▶ [TO BE DONE] Which lines contain the string "Average"? Please list every one of them.

(Figure contents as structured data)
==================================================
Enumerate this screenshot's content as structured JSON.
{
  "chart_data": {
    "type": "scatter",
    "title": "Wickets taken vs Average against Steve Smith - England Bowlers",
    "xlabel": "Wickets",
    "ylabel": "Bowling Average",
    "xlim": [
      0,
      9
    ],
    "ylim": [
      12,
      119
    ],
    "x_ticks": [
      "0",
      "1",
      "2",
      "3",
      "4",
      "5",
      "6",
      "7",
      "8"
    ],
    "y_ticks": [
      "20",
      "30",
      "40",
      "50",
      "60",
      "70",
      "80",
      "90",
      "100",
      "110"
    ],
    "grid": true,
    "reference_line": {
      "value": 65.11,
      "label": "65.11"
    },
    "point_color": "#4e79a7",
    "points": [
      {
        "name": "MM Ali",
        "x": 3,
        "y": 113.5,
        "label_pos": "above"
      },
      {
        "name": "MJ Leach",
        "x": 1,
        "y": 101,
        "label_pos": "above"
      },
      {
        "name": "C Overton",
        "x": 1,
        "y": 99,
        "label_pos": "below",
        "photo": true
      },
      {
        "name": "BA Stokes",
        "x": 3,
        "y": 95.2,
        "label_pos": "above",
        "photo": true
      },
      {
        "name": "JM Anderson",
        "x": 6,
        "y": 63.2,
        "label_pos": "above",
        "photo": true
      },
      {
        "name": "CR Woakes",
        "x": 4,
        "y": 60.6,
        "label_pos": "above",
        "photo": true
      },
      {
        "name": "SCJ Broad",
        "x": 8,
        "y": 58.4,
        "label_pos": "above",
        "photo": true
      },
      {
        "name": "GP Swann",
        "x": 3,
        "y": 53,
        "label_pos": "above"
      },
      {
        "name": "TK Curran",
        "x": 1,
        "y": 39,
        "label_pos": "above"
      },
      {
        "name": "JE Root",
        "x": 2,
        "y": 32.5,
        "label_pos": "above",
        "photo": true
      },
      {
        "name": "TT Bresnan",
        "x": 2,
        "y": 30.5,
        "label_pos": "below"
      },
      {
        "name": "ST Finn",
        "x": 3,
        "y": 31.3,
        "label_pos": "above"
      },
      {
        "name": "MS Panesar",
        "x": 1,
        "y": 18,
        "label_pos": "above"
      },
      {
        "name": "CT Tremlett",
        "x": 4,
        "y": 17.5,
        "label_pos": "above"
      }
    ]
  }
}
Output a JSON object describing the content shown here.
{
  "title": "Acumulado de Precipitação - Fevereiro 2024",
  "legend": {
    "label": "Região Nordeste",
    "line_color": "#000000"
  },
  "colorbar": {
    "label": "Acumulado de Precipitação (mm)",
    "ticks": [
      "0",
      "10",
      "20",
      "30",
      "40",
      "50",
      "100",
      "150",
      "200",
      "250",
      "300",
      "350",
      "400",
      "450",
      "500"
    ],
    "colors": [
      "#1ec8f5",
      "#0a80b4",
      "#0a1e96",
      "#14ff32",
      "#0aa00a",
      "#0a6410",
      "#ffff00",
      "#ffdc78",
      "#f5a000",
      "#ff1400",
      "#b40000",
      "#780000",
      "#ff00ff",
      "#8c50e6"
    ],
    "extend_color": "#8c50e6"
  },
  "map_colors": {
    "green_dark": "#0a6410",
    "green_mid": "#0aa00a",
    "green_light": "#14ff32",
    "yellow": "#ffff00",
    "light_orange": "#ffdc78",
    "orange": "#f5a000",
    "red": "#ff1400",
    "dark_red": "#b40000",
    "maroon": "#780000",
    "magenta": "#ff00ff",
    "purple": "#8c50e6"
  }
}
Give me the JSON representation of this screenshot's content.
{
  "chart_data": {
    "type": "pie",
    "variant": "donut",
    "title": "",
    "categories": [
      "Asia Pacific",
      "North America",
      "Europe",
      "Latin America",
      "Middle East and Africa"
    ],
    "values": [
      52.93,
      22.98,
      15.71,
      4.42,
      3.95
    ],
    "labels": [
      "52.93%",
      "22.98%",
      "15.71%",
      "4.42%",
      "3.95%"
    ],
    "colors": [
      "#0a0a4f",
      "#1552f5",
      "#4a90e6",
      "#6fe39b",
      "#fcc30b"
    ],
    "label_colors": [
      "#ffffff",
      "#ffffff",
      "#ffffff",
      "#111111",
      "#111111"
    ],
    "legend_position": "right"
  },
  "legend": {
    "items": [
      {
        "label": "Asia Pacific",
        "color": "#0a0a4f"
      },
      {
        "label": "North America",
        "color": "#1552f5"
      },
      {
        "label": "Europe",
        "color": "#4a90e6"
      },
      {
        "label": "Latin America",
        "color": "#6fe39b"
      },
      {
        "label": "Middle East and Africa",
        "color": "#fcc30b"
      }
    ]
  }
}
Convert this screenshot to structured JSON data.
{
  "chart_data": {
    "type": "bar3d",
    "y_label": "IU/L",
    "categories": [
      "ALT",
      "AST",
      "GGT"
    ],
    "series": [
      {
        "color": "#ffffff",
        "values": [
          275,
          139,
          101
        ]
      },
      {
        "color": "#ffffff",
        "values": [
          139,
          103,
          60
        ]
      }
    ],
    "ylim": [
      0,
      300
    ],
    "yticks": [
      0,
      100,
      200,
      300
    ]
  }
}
==================================================
▶ [EXERCISE OUTPUT]
    "title": "Wickets taken vs Average against Steve Smith - England Bowlers",
    "ylabel": "Bowling Average",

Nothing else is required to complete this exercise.